▸ **Problem to solve**
The records below are to be copied word for word, with every picture left out.

## START Listed entries

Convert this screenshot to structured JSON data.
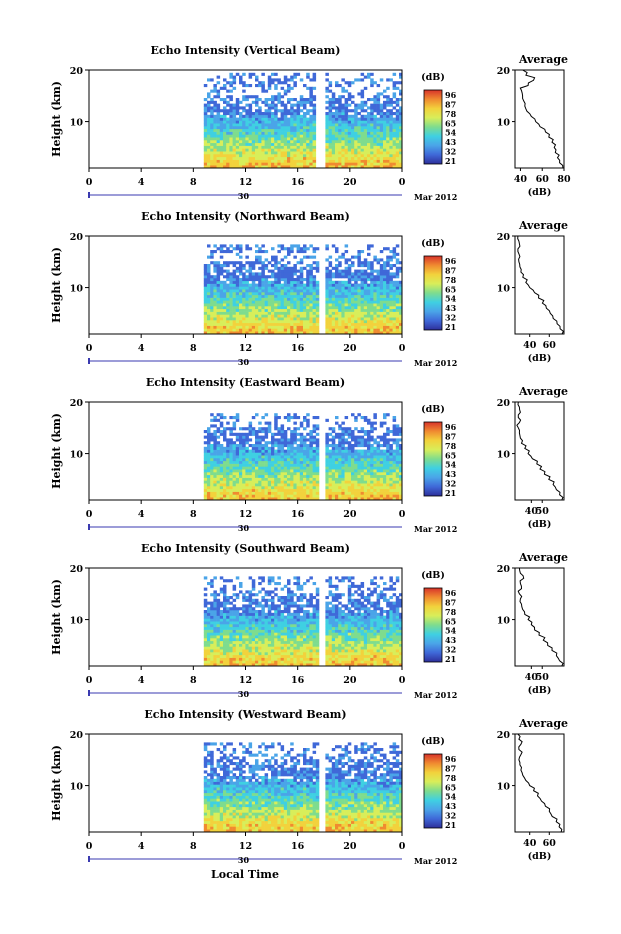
{
  "figure": {
    "bottom_xlabel": "Local Time",
    "date_tag": "Mar 2012",
    "date_axis_label": "30"
  },
  "colors": {
    "blue": "#3c50c8",
    "light_blue": "#4ea4e6",
    "cyan": "#3fd2e6",
    "green": "#6edc9a",
    "yellow": "#f0e050",
    "orange": "#f2a040",
    "red": "#e05a32",
    "date_axis": "#3a3ab0"
  },
  "colorbar": {
    "label": "(dB)",
    "ticks": [
      "96",
      "87",
      "78",
      "65",
      "54",
      "43",
      "32",
      "21"
    ],
    "stops": [
      "#d8332a",
      "#f08a30",
      "#f2d23c",
      "#d8ee5a",
      "#7edc8e",
      "#3fd0e2",
      "#4aa4e8",
      "#3f68d8",
      "#2d2f9a"
    ]
  },
  "chart_data": [
    {
      "type": "heatmap",
      "title": "Echo Intensity (Vertical Beam)",
      "ylabel": "Height (km)",
      "xlim": [
        0,
        24
      ],
      "ylim": [
        1,
        20
      ],
      "xticks": [
        "0",
        "4",
        "8",
        "12",
        "16",
        "20",
        "0"
      ],
      "yticks": [
        "20",
        "10"
      ],
      "data_start_hour": 8.8,
      "data_gap_hours": [
        17.3,
        18.0
      ],
      "max_height_km": 19.5,
      "profile": {
        "title": "Average",
        "xlabel": "(dB)",
        "xlim": [
          35,
          80
        ],
        "xticks": [
          "40",
          "60",
          "80"
        ],
        "height_km": [
          1,
          2,
          3,
          4,
          5,
          6,
          7,
          8,
          9,
          10,
          11,
          12,
          13,
          14,
          15,
          16,
          17,
          18,
          19,
          20
        ],
        "db": [
          79,
          76,
          74,
          72,
          71,
          69,
          66,
          63,
          58,
          54,
          50,
          46,
          44,
          43,
          42,
          41,
          47,
          52,
          45,
          42
        ]
      }
    },
    {
      "type": "heatmap",
      "title": "Echo Intensity (Northward Beam)",
      "ylabel": "Height (km)",
      "xlim": [
        0,
        24
      ],
      "ylim": [
        1,
        20
      ],
      "xticks": [
        "0",
        "4",
        "8",
        "12",
        "16",
        "20",
        "0"
      ],
      "yticks": [
        "20",
        "10"
      ],
      "data_start_hour": 8.8,
      "data_gap_hours": [
        17.5,
        18.0
      ],
      "max_height_km": 18.6,
      "profile": {
        "title": "Average",
        "xlabel": "(dB)",
        "xlim": [
          25,
          75
        ],
        "xticks": [
          "40",
          "60"
        ],
        "height_km": [
          1,
          2,
          3,
          4,
          5,
          6,
          7,
          8,
          9,
          10,
          11,
          12,
          13,
          14,
          15,
          16,
          17,
          18,
          19,
          20
        ],
        "db": [
          73,
          71,
          68,
          64,
          61,
          57,
          53,
          49,
          45,
          40,
          36,
          33,
          31,
          30,
          29,
          30,
          28,
          30,
          29,
          28
        ]
      }
    },
    {
      "type": "heatmap",
      "title": "Echo Intensity (Eastward Beam)",
      "ylabel": "Height (km)",
      "xlim": [
        0,
        24
      ],
      "ylim": [
        1,
        20
      ],
      "xticks": [
        "0",
        "4",
        "8",
        "12",
        "16",
        "20",
        "0"
      ],
      "yticks": [
        "20",
        "10"
      ],
      "data_start_hour": 8.8,
      "data_gap_hours": [
        17.6,
        18.1
      ],
      "max_height_km": 18.0,
      "profile": {
        "title": "Average",
        "xlabel": "(dB)",
        "xlim": [
          25,
          70
        ],
        "xticks": [
          "40",
          "50"
        ],
        "height_km": [
          1,
          2,
          3,
          4,
          5,
          6,
          7,
          8,
          9,
          10,
          11,
          12,
          13,
          14,
          15,
          16,
          17,
          18,
          19,
          20
        ],
        "db": [
          68,
          66,
          63,
          60,
          56,
          52,
          48,
          45,
          41,
          37,
          34,
          31,
          30,
          29,
          28,
          29,
          28,
          30,
          29,
          28
        ]
      }
    },
    {
      "type": "heatmap",
      "title": "Echo Intensity (Southward Beam)",
      "ylabel": "Height (km)",
      "xlim": [
        0,
        24
      ],
      "ylim": [
        1,
        20
      ],
      "xticks": [
        "0",
        "4",
        "8",
        "12",
        "16",
        "20",
        "0"
      ],
      "yticks": [
        "20",
        "10"
      ],
      "data_start_hour": 8.8,
      "data_gap_hours": [
        17.4,
        17.9
      ],
      "max_height_km": 18.8,
      "profile": {
        "title": "Average",
        "xlabel": "(dB)",
        "xlim": [
          25,
          70
        ],
        "xticks": [
          "40",
          "50"
        ],
        "height_km": [
          1,
          2,
          3,
          4,
          5,
          6,
          7,
          8,
          9,
          10,
          11,
          12,
          13,
          14,
          15,
          16,
          17,
          18,
          19,
          20
        ],
        "db": [
          68,
          66,
          63,
          59,
          55,
          51,
          47,
          43,
          40,
          37,
          34,
          32,
          31,
          30,
          29,
          31,
          30,
          33,
          30,
          29
        ]
      }
    },
    {
      "type": "heatmap",
      "title": "Echo Intensity (Westward Beam)",
      "ylabel": "Height (km)",
      "xlim": [
        0,
        24
      ],
      "ylim": [
        1,
        20
      ],
      "xticks": [
        "0",
        "4",
        "8",
        "12",
        "16",
        "20",
        "0"
      ],
      "yticks": [
        "20",
        "10"
      ],
      "data_start_hour": 8.8,
      "data_gap_hours": [
        17.4,
        17.9
      ],
      "max_height_km": 18.9,
      "profile": {
        "title": "Average",
        "xlabel": "(dB)",
        "xlim": [
          25,
          75
        ],
        "xticks": [
          "40",
          "60"
        ],
        "height_km": [
          1,
          2,
          3,
          4,
          5,
          6,
          7,
          8,
          9,
          10,
          11,
          12,
          13,
          14,
          15,
          16,
          17,
          18,
          19,
          20
        ],
        "db": [
          72,
          70,
          67,
          63,
          60,
          56,
          52,
          48,
          44,
          40,
          36,
          33,
          31,
          30,
          29,
          31,
          29,
          31,
          29,
          28
        ]
      }
    }
  ]
}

## END Listed entries

▸ **Exercise response**
Convert this screenshot to structured JSON data.
{
  "figure": {
    "bottom_xlabel": "Local Time",
    "date_tag": "Mar 2012",
    "date_axis_label": "30"
  },
  "colors": {
    "blue": "#3c50c8",
    "light_blue": "#4ea4e6",
    "cyan": "#3fd2e6",
    "green": "#6edc9a",
    "yellow": "#f0e050",
    "orange": "#f2a040",
    "red": "#e05a32",
    "date_axis": "#3a3ab0"
  },
  "colorbar": {
    "label": "(dB)",
    "ticks": [
      "96",
      "87",
      "78",
      "65",
      "54",
      "43",
      "32",
      "21"
    ],
    "stops": [
      "#d8332a",
      "#f08a30",
      "#f2d23c",
      "#d8ee5a",
      "#7edc8e",
      "#3fd0e2",
      "#4aa4e8",
      "#3f68d8",
      "#2d2f9a"
    ]
  },
  "chart_data": [
    {
      "type": "heatmap",
      "title": "Echo Intensity (Vertical Beam)",
      "ylabel": "Height (km)",
      "xlim": [
        0,
        24
      ],
      "ylim": [
        1,
        20
      ],
      "xticks": [
        "0",
        "4",
        "8",
        "12",
        "16",
        "20",
        "0"
      ],
      "yticks": [
        "20",
        "10"
      ],
      "data_start_hour": 8.8,
      "data_gap_hours": [
        17.3,
        18.0
      ],
      "max_height_km": 19.5,
      "profile": {
        "title": "Average",
        "xlabel": "(dB)",
        "xlim": [
          35,
          80
        ],
        "xticks": [
          "40",
          "60",
          "80"
        ],
        "height_km": [
          1,
          2,
          3,
          4,
          5,
          6,
          7,
          8,
          9,
          10,
          11,
          12,
          13,
          14,
          15,
          16,
          17,
          18,
          19,
          20
        ],
        "db": [
          79,
          76,
          74,
          72,
          71,
          69,
          66,
          63,
          58,
          54,
          50,
          46,
          44,
          43,
          42,
          41,
          47,
          52,
          45,
          42
        ]
      }
    },
    {
      "type": "heatmap",
      "title": "Echo Intensity (Northward Beam)",
      "ylabel": "Height (km)",
      "xlim": [
        0,
        24
      ],
      "ylim": [
        1,
        20
      ],
      "xticks": [
        "0",
        "4",
        "8",
        "12",
        "16",
        "20",
        "0"
      ],
      "yticks": [
        "20",
        "10"
      ],
      "data_start_hour": 8.8,
      "data_gap_hours": [
        17.5,
        18.0
      ],
      "max_height_km": 18.6,
      "profile": {
        "title": "Average",
        "xlabel": "(dB)",
        "xlim": [
          25,
          75
        ],
        "xticks": [
          "40",
          "60"
        ],
        "height_km": [
          1,
          2,
          3,
          4,
          5,
          6,
          7,
          8,
          9,
          10,
          11,
          12,
          13,
          14,
          15,
          16,
          17,
          18,
          19,
          20
        ],
        "db": [
          73,
          71,
          68,
          64,
          61,
          57,
          53,
          49,
          45,
          40,
          36,
          33,
          31,
          30,
          29,
          30,
          28,
          30,
          29,
          28
        ]
      }
    },
    {
      "type": "heatmap",
      "title": "Echo Intensity (Eastward Beam)",
      "ylabel": "Height (km)",
      "xlim": [
        0,
        24
      ],
      "ylim": [
        1,
        20
      ],
      "xticks": [
        "0",
        "4",
        "8",
        "12",
        "16",
        "20",
        "0"
      ],
      "yticks": [
        "20",
        "10"
      ],
      "data_start_hour": 8.8,
      "data_gap_hours": [
        17.6,
        18.1
      ],
      "max_height_km": 18.0,
      "profile": {
        "title": "Average",
        "xlabel": "(dB)",
        "xlim": [
          25,
          70
        ],
        "xticks": [
          "40",
          "50"
        ],
        "height_km": [
          1,
          2,
          3,
          4,
          5,
          6,
          7,
          8,
          9,
          10,
          11,
          12,
          13,
          14,
          15,
          16,
          17,
          18,
          19,
          20
        ],
        "db": [
          68,
          66,
          63,
          60,
          56,
          52,
          48,
          45,
          41,
          37,
          34,
          31,
          30,
          29,
          28,
          29,
          28,
          30,
          29,
          28
        ]
      }
    },
    {
      "type": "heatmap",
      "title": "Echo Intensity (Southward Beam)",
      "ylabel": "Height (km)",
      "xlim": [
        0,
        24
      ],
      "ylim": [
        1,
        20
      ],
      "xticks": [
        "0",
        "4",
        "8",
        "12",
        "16",
        "20",
        "0"
      ],
      "yticks": [
        "20",
        "10"
      ],
      "data_start_hour": 8.8,
      "data_gap_hours": [
        17.4,
        17.9
      ],
      "max_height_km": 18.8,
      "profile": {
        "title": "Average",
        "xlabel": "(dB)",
        "xlim": [
          25,
          70
        ],
        "xticks": [
          "40",
          "50"
        ],
        "height_km": [
          1,
          2,
          3,
          4,
          5,
          6,
          7,
          8,
          9,
          10,
          11,
          12,
          13,
          14,
          15,
          16,
          17,
          18,
          19,
          20
        ],
        "db": [
          68,
          66,
          63,
          59,
          55,
          51,
          47,
          43,
          40,
          37,
          34,
          32,
          31,
          30,
          29,
          31,
          30,
          33,
          30,
          29
        ]
      }
    },
    {
      "type": "heatmap",
      "title": "Echo Intensity (Westward Beam)",
      "ylabel": "Height (km)",
      "xlim": [
        0,
        24
      ],
      "ylim": [
        1,
        20
      ],
      "xticks": [
        "0",
        "4",
        "8",
        "12",
        "16",
        "20",
        "0"
      ],
      "yticks": [
        "20",
        "10"
      ],
      "data_start_hour": 8.8,
      "data_gap_hours": [
        17.4,
        17.9
      ],
      "max_height_km": 18.9,
      "profile": {
        "title": "Average",
        "xlabel": "(dB)",
        "xlim": [
          25,
          75
        ],
        "xticks": [
          "40",
          "60"
        ],
        "height_km": [
          1,
          2,
          3,
          4,
          5,
          6,
          7,
          8,
          9,
          10,
          11,
          12,
          13,
          14,
          15,
          16,
          17,
          18,
          19,
          20
        ],
        "db": [
          72,
          70,
          67,
          63,
          60,
          56,
          52,
          48,
          44,
          40,
          36,
          33,
          31,
          30,
          29,
          31,
          29,
          31,
          29,
          28
        ]
      }
    }
  ]
}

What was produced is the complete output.